Aufgabe => Wie viele Produktarten sind laut dem vorliegenden Text insgesamt betroffen?

Vorliegender Text =>
****************

Betroffen sind neben Holzschutz- auch Insektenschutz- und Desinfektionsmittel, zusammen 23 Produktarten. Hofinger glaubt, dass vor allem Klein- und Mittelbetriebe den Preisschock nicht verkraften könnten. "Bei den niedrigen Margen von rund fünf Prozent wirkt sich das schon sehr stark auf das Ergebnis aus." Die Folge: Betriebe werden ins Ausland abwandern und weitere Wirkstoffe nicht mehr erhältlich sein. Dies könnte, so Hofinger, etwa zu vermehrter Keimbildung in Krankenhäusern führen, weil auch ihnen weniger Desinfektionsmittel zur Verfügung stehen.

****************

Erfasste Daten =>

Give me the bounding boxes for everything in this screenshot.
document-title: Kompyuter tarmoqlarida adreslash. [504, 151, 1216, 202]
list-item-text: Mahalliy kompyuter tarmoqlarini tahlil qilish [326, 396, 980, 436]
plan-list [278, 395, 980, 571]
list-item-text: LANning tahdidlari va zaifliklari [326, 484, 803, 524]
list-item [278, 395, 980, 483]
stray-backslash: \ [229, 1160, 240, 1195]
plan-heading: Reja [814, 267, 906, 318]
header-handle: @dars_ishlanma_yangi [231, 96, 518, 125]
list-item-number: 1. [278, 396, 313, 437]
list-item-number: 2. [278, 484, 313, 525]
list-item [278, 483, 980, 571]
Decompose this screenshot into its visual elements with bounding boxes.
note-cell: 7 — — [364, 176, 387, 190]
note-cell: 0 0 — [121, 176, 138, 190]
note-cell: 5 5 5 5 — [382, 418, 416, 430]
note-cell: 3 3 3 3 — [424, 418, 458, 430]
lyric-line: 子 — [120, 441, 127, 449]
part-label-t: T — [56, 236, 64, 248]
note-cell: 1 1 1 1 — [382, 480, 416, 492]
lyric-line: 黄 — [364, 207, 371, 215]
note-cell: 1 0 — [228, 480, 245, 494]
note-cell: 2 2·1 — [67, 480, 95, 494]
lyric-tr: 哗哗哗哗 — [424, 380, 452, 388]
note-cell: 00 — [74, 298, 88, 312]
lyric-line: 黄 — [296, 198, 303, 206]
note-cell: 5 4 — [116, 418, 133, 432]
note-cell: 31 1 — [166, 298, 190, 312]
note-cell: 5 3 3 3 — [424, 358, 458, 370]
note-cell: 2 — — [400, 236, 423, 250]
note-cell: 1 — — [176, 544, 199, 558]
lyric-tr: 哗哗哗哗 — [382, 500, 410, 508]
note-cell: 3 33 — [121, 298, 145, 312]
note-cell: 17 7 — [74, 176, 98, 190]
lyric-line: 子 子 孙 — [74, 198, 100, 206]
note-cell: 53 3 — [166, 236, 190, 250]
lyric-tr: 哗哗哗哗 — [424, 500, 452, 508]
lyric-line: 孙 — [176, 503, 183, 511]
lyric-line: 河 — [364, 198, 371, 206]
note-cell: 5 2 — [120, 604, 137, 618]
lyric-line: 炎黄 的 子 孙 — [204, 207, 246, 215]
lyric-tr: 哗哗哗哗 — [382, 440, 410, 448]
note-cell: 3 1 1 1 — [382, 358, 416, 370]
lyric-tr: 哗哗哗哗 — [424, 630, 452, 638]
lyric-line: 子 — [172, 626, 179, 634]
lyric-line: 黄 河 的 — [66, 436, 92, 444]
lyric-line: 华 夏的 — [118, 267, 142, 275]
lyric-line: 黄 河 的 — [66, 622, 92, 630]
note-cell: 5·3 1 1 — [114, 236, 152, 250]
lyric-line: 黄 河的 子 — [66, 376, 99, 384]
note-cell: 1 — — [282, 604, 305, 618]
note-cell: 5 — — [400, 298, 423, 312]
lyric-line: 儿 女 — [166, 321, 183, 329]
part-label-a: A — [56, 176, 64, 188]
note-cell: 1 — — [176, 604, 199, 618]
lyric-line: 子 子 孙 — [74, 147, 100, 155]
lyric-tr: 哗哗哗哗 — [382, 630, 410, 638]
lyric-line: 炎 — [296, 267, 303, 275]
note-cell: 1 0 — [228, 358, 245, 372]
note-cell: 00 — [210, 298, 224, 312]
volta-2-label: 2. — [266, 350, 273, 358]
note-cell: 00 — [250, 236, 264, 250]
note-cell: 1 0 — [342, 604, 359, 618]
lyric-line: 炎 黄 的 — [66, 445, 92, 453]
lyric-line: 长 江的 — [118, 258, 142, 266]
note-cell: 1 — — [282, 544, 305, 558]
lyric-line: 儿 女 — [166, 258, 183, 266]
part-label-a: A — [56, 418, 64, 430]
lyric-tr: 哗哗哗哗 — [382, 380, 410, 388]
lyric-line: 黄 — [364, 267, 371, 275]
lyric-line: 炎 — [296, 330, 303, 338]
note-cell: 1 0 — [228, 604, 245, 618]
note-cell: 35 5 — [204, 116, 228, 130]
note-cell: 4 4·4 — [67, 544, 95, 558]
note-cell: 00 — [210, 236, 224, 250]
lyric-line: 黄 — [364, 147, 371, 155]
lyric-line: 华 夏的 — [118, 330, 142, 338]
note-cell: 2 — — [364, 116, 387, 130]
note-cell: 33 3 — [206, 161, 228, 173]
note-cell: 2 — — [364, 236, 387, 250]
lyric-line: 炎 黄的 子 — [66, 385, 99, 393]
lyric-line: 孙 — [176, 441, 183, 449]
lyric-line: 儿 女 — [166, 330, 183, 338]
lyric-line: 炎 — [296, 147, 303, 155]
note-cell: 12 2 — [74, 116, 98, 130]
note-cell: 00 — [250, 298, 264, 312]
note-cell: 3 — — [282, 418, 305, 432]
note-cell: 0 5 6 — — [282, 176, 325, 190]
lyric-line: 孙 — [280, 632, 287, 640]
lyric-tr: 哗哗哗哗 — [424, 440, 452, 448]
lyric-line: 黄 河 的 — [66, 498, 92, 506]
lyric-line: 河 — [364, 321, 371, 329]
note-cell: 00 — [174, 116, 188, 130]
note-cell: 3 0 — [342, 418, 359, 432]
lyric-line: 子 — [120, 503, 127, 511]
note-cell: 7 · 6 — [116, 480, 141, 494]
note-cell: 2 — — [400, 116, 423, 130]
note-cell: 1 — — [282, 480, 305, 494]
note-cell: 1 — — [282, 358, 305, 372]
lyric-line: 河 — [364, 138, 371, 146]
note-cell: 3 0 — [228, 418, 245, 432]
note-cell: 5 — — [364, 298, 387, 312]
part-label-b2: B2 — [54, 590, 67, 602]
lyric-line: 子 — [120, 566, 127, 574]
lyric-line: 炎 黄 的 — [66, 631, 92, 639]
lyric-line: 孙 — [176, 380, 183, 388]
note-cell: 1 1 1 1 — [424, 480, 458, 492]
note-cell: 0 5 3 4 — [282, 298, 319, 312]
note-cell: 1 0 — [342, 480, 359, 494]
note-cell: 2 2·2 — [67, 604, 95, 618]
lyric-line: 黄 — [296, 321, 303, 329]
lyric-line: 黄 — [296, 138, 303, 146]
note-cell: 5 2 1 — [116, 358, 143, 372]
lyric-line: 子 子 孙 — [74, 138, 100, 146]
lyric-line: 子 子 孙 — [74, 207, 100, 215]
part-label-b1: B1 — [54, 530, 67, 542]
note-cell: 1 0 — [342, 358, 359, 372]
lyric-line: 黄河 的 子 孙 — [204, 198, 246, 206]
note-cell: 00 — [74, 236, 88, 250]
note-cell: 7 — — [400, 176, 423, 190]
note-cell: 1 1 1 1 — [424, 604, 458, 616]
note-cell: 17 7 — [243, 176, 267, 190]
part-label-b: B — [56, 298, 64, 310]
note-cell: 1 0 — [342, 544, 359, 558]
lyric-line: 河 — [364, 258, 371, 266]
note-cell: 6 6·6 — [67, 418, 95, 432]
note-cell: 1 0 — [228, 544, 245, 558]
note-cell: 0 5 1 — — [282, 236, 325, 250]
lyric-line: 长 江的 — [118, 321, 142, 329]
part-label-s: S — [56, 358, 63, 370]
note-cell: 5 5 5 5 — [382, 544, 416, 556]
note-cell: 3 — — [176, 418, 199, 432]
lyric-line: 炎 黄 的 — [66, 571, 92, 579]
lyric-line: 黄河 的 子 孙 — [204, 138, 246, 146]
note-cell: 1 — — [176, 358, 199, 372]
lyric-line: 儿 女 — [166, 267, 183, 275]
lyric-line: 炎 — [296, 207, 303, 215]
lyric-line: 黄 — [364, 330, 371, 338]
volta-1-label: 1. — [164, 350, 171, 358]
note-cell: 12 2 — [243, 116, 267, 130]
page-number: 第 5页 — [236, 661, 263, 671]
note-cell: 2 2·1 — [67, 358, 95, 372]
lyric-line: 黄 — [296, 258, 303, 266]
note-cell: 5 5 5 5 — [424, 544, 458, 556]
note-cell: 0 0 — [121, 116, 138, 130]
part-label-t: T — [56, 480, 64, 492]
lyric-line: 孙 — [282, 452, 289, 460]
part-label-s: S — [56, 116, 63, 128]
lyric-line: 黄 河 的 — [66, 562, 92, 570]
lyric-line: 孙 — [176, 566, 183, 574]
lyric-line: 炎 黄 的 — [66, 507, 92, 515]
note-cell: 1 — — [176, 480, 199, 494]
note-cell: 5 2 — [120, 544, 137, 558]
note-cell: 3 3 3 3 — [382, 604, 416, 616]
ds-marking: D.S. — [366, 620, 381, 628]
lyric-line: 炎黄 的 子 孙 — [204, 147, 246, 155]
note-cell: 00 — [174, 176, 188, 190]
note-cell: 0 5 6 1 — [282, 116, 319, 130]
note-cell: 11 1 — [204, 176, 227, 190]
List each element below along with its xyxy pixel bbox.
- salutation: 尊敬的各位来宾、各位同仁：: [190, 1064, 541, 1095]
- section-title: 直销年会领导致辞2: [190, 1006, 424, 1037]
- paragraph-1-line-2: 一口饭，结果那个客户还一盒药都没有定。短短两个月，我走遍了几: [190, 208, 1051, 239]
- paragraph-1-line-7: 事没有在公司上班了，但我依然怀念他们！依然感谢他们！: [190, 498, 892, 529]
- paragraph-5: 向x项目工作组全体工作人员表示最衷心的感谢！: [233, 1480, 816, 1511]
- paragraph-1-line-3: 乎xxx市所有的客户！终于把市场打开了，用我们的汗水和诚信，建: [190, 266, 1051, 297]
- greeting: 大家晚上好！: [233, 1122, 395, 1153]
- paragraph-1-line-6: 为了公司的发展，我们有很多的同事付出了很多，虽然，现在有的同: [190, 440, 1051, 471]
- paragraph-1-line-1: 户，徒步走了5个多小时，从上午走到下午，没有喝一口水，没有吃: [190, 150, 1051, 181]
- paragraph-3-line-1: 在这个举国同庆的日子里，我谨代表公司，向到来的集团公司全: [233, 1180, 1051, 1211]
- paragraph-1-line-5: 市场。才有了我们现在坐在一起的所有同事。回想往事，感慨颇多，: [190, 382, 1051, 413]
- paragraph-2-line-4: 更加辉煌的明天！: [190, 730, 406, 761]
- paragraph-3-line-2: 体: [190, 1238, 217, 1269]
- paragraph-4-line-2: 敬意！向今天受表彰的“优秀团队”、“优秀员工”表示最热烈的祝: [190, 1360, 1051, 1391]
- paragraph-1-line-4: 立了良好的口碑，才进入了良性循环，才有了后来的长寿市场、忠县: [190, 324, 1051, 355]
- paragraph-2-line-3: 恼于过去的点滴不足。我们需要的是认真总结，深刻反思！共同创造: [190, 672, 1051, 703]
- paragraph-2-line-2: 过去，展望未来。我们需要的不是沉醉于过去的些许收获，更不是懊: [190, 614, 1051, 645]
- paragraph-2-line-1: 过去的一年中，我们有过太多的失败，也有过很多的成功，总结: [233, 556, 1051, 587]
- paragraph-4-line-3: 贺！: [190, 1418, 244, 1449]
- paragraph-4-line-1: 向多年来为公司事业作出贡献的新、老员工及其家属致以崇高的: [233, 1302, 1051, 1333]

****************

Antwort => Insgesamt 23 Produktarten.